**EXERCISE BRIEF**
Although the entries contain pictures, your copy should hold only their exact text.

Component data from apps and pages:
= Beginning of Section =

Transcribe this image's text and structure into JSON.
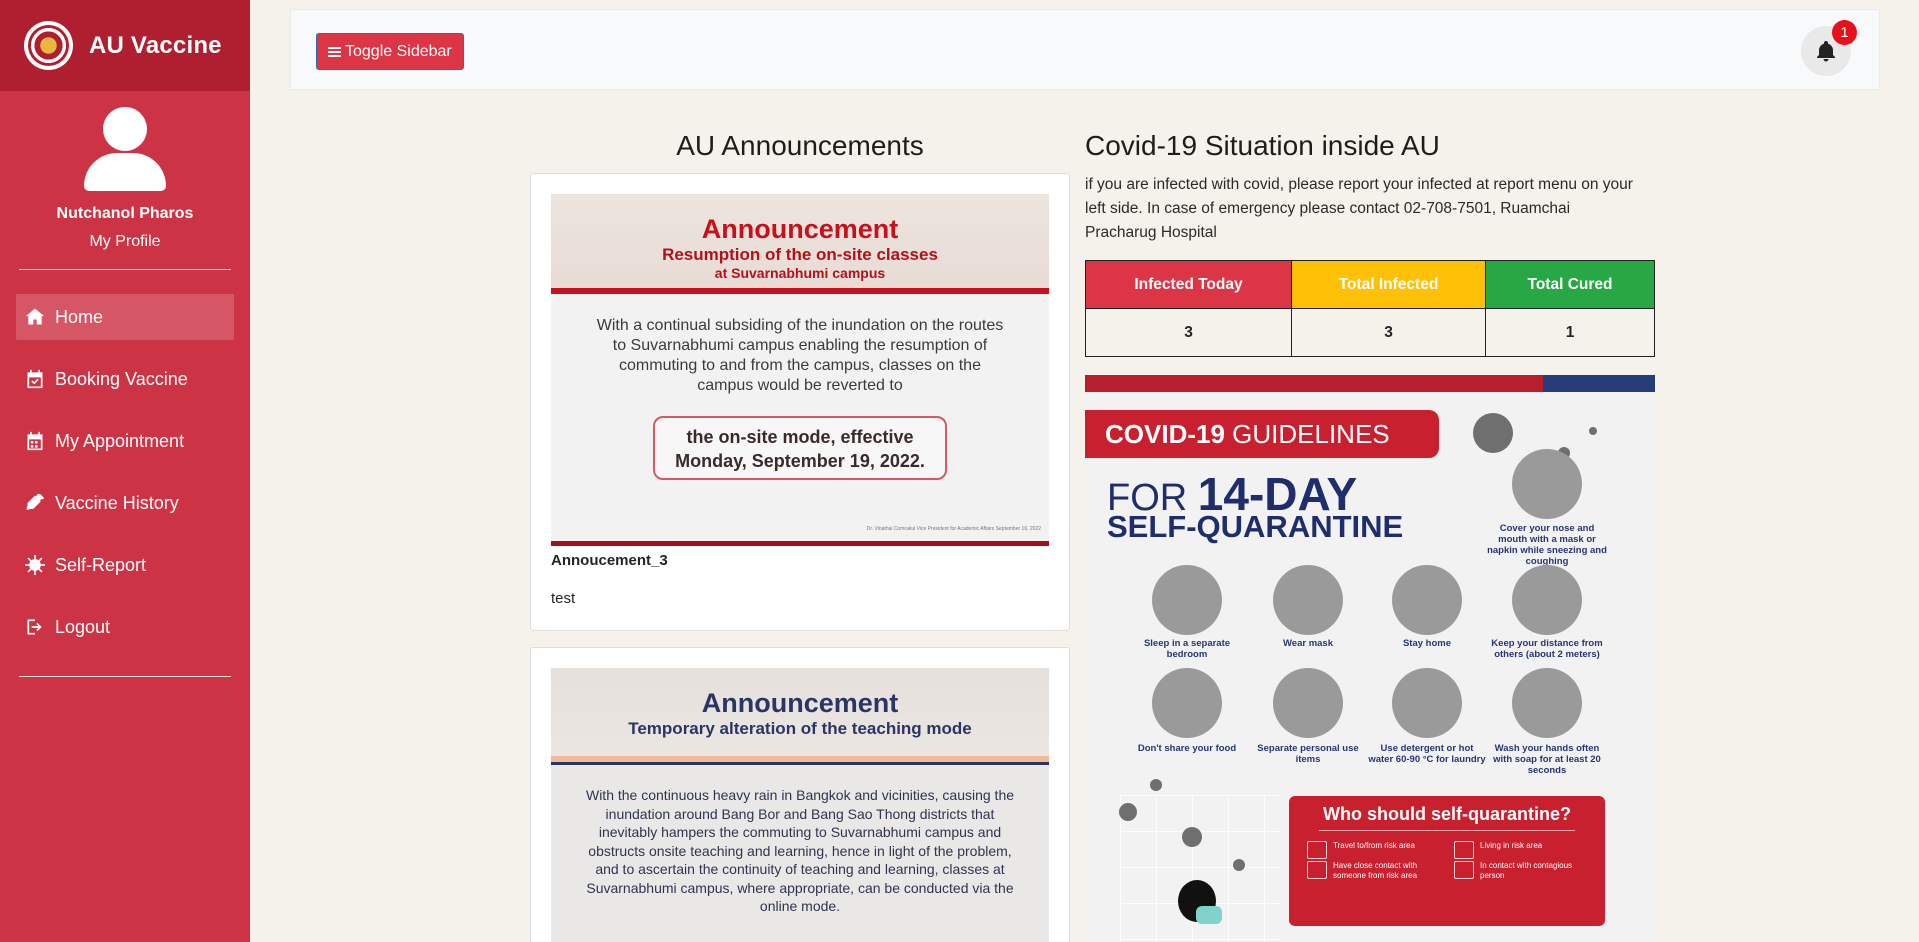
{
  "sidebar": {
    "brand": "AU Vaccine",
    "user_name": "Nutchanol Pharos",
    "profile_link": "My Profile",
    "items": [
      {
        "label": "Home",
        "icon": "home-icon",
        "active": true
      },
      {
        "label": "Booking Vaccine",
        "icon": "calendar-check-icon"
      },
      {
        "label": "My Appointment",
        "icon": "calendar-icon"
      },
      {
        "label": "Vaccine History",
        "icon": "syringe-icon"
      },
      {
        "label": "Self-Report",
        "icon": "virus-icon"
      },
      {
        "label": "Logout",
        "icon": "logout-icon"
      }
    ]
  },
  "topbar": {
    "toggle_label": "Toggle Sidebar",
    "notification_count": "1"
  },
  "announcements": {
    "heading": "AU Announcements",
    "items": [
      {
        "image": {
          "headline": "Announcement",
          "subhead": "Resumption of the on-site classes",
          "subhead2": "at Suvarnabhumi campus",
          "body": "With a continual subsiding of the inundation on the routes to Suvarnabhumi campus enabling the resumption of commuting to and from the campus, classes on the campus would be reverted to",
          "box": "the on-site mode, effective Monday, September 19, 2022.",
          "signature": "Dr. Vinathai Comrakul Vice President for Academic Affairs September 16, 2022"
        },
        "name": "Annoucement_3",
        "text": "test"
      },
      {
        "image": {
          "headline": "Announcement",
          "subhead": "Temporary alteration of the teaching mode",
          "body": "With the continuous heavy rain in Bangkok and vicinities, causing the inundation around Bang Bor and Bang Sao Thong districts that inevitably hampers the commuting to Suvarnabhumi campus and obstructs onsite teaching and learning, hence in light of the problem, and to ascertain the continuity of teaching and learning, classes at Suvarnabhumi campus, where appropriate, can be conducted via the online mode."
        }
      }
    ]
  },
  "covid": {
    "heading": "Covid-19 Situation inside AU",
    "description": "if you are infected with covid, please report your infected at report menu on your left side. In case of emergency please contact 02-708-7501, Ruamchai Pracharug Hospital",
    "stats": {
      "headers": [
        "Infected Today",
        "Total Infected",
        "Total Cured"
      ],
      "values": [
        "3",
        "3",
        "1"
      ],
      "colors": [
        "#dc3545",
        "#ffc107",
        "#28a745"
      ]
    },
    "poster": {
      "pill_bold": "COVID-19",
      "pill_rest": " GUIDELINES",
      "line1_prefix": "FOR ",
      "line1_bold": "14-DAY",
      "line2": "SELF-QUARANTINE",
      "tips": [
        "Cover your nose and mouth with a mask or napkin while sneezing and coughing",
        "Sleep in a separate bedroom",
        "Wear mask",
        "Stay home",
        "Keep your distance from others (about 2 meters)",
        "Don't share your food",
        "Separate personal use items",
        "Use detergent or hot water 60-90 °C for laundry",
        "Wash your hands often with soap for at least 20 seconds"
      ],
      "who_title": "Who should self-quarantine?",
      "who_items": [
        "Travel to/from risk area",
        "Living in risk area",
        "Have close contact with someone from risk area",
        "In contact with contagious person"
      ]
    }
  }
}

= End of Section =

**EXERCISE ANSWER**
Transcribe this image's text and structure into JSON.
{
  "sidebar": {
    "brand": "AU Vaccine",
    "user_name": "Nutchanol Pharos",
    "profile_link": "My Profile",
    "items": [
      {
        "label": "Home",
        "icon": "home-icon",
        "active": true
      },
      {
        "label": "Booking Vaccine",
        "icon": "calendar-check-icon"
      },
      {
        "label": "My Appointment",
        "icon": "calendar-icon"
      },
      {
        "label": "Vaccine History",
        "icon": "syringe-icon"
      },
      {
        "label": "Self-Report",
        "icon": "virus-icon"
      },
      {
        "label": "Logout",
        "icon": "logout-icon"
      }
    ]
  },
  "topbar": {
    "toggle_label": "Toggle Sidebar",
    "notification_count": "1"
  },
  "announcements": {
    "heading": "AU Announcements",
    "items": [
      {
        "image": {
          "headline": "Announcement",
          "subhead": "Resumption of the on-site classes",
          "subhead2": "at Suvarnabhumi campus",
          "body": "With a continual subsiding of the inundation on the routes to Suvarnabhumi campus enabling the resumption of commuting to and from the campus, classes on the campus would be reverted to",
          "box": "the on-site mode, effective Monday, September 19, 2022.",
          "signature": "Dr. Vinathai Comrakul Vice President for Academic Affairs September 16, 2022"
        },
        "name": "Annoucement_3",
        "text": "test"
      },
      {
        "image": {
          "headline": "Announcement",
          "subhead": "Temporary alteration of the teaching mode",
          "body": "With the continuous heavy rain in Bangkok and vicinities, causing the inundation around Bang Bor and Bang Sao Thong districts that inevitably hampers the commuting to Suvarnabhumi campus and obstructs onsite teaching and learning, hence in light of the problem, and to ascertain the continuity of teaching and learning, classes at Suvarnabhumi campus, where appropriate, can be conducted via the online mode."
        }
      }
    ]
  },
  "covid": {
    "heading": "Covid-19 Situation inside AU",
    "description": "if you are infected with covid, please report your infected at report menu on your left side. In case of emergency please contact 02-708-7501, Ruamchai Pracharug Hospital",
    "stats": {
      "headers": [
        "Infected Today",
        "Total Infected",
        "Total Cured"
      ],
      "values": [
        "3",
        "3",
        "1"
      ],
      "colors": [
        "#dc3545",
        "#ffc107",
        "#28a745"
      ]
    },
    "poster": {
      "pill_bold": "COVID-19",
      "pill_rest": " GUIDELINES",
      "line1_prefix": "FOR ",
      "line1_bold": "14-DAY",
      "line2": "SELF-QUARANTINE",
      "tips": [
        "Cover your nose and mouth with a mask or napkin while sneezing and coughing",
        "Sleep in a separate bedroom",
        "Wear mask",
        "Stay home",
        "Keep your distance from others (about 2 meters)",
        "Don't share your food",
        "Separate personal use items",
        "Use detergent or hot water 60-90 °C for laundry",
        "Wash your hands often with soap for at least 20 seconds"
      ],
      "who_title": "Who should self-quarantine?",
      "who_items": [
        "Travel to/from risk area",
        "Living in risk area",
        "Have close contact with someone from risk area",
        "In contact with contagious person"
      ]
    }
  }
}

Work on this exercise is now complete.